- Task objective: Below are some records; return each one exactly as written.

[Structured page parsing data]

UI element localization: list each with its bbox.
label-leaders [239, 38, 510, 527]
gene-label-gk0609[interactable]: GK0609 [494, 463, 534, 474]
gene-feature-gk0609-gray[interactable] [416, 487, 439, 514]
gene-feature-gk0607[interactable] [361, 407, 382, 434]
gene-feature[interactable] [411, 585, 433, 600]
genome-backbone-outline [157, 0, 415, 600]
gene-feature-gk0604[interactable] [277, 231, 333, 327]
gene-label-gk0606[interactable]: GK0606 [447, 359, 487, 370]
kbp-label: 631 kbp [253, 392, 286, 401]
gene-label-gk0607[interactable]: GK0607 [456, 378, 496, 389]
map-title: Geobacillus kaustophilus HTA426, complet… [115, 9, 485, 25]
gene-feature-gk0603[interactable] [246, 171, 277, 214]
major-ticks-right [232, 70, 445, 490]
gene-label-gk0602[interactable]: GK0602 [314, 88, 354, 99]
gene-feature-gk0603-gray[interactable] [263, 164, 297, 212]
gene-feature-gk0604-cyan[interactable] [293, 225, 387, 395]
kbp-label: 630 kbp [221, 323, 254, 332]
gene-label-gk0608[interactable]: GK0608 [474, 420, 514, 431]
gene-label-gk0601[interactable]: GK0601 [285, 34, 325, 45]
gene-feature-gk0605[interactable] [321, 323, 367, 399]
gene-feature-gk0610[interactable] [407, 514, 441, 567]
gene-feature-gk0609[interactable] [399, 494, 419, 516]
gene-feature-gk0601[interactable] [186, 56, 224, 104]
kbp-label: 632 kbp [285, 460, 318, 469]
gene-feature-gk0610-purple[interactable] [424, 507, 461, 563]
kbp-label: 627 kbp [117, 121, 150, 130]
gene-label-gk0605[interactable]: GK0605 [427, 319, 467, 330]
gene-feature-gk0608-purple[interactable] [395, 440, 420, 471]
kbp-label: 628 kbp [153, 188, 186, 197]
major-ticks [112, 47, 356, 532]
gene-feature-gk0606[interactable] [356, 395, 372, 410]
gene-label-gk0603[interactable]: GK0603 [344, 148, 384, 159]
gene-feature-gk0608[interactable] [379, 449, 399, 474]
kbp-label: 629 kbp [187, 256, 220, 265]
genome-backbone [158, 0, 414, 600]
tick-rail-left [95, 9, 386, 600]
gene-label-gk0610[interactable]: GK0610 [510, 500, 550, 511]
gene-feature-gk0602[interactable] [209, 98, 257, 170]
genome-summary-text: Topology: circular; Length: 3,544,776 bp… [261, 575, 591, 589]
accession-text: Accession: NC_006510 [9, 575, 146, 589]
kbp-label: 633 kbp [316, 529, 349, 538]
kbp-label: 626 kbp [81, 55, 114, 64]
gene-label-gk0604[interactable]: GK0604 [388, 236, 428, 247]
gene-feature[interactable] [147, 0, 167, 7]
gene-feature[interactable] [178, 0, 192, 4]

- Answer section:
UI element localization: list each with its bbox.
label-leaders [239, 38, 510, 527]
gene-label-gk0609[interactable]: GK0609 [494, 463, 534, 474]
gene-feature-gk0609-gray[interactable] [416, 487, 439, 514]
gene-feature-gk0607[interactable] [361, 407, 382, 434]
gene-feature[interactable] [411, 585, 433, 600]
genome-backbone-outline [157, 0, 415, 600]
gene-feature-gk0604[interactable] [277, 231, 333, 327]
gene-label-gk0606[interactable]: GK0606 [447, 359, 487, 370]
kbp-label: 631 kbp [253, 392, 286, 401]
gene-label-gk0607[interactable]: GK0607 [456, 378, 496, 389]
map-title: Geobacillus kaustophilus HTA426, complet… [115, 9, 485, 25]
gene-feature-gk0603[interactable] [246, 171, 277, 214]
major-ticks-right [232, 70, 445, 490]
gene-label-gk0602[interactable]: GK0602 [314, 88, 354, 99]
gene-feature-gk0603-gray[interactable] [263, 164, 297, 212]
gene-feature-gk0604-cyan[interactable] [293, 225, 387, 395]
kbp-label: 630 kbp [221, 323, 254, 332]
gene-label-gk0608[interactable]: GK0608 [474, 420, 514, 431]
gene-label-gk0601[interactable]: GK0601 [285, 34, 325, 45]
gene-feature-gk0605[interactable] [321, 323, 367, 399]
gene-feature-gk0610[interactable] [407, 514, 441, 567]
gene-feature-gk0609[interactable] [399, 494, 419, 516]
gene-feature-gk0601[interactable] [186, 56, 224, 104]
kbp-label: 632 kbp [285, 460, 318, 469]
gene-feature-gk0610-purple[interactable] [424, 507, 461, 563]
kbp-label: 627 kbp [117, 121, 150, 130]
gene-label-gk0605[interactable]: GK0605 [427, 319, 467, 330]
gene-feature-gk0608-purple[interactable] [395, 440, 420, 471]
kbp-label: 628 kbp [153, 188, 186, 197]
major-ticks [112, 47, 356, 532]
gene-feature-gk0606[interactable] [356, 395, 372, 410]
gene-label-gk0603[interactable]: GK0603 [344, 148, 384, 159]
gene-feature-gk0608[interactable] [379, 449, 399, 474]
kbp-label: 629 kbp [187, 256, 220, 265]
genome-backbone [158, 0, 414, 600]
tick-rail-left [95, 9, 386, 600]
gene-label-gk0610[interactable]: GK0610 [510, 500, 550, 511]
gene-feature-gk0602[interactable] [209, 98, 257, 170]
genome-summary-text: Topology: circular; Length: 3,544,776 bp… [261, 575, 591, 589]
accession-text: Accession: NC_006510 [9, 575, 146, 589]
kbp-label: 633 kbp [316, 529, 349, 538]
kbp-label: 626 kbp [81, 55, 114, 64]
gene-label-gk0604[interactable]: GK0604 [388, 236, 428, 247]
gene-feature[interactable] [147, 0, 167, 7]
gene-feature[interactable] [178, 0, 192, 4]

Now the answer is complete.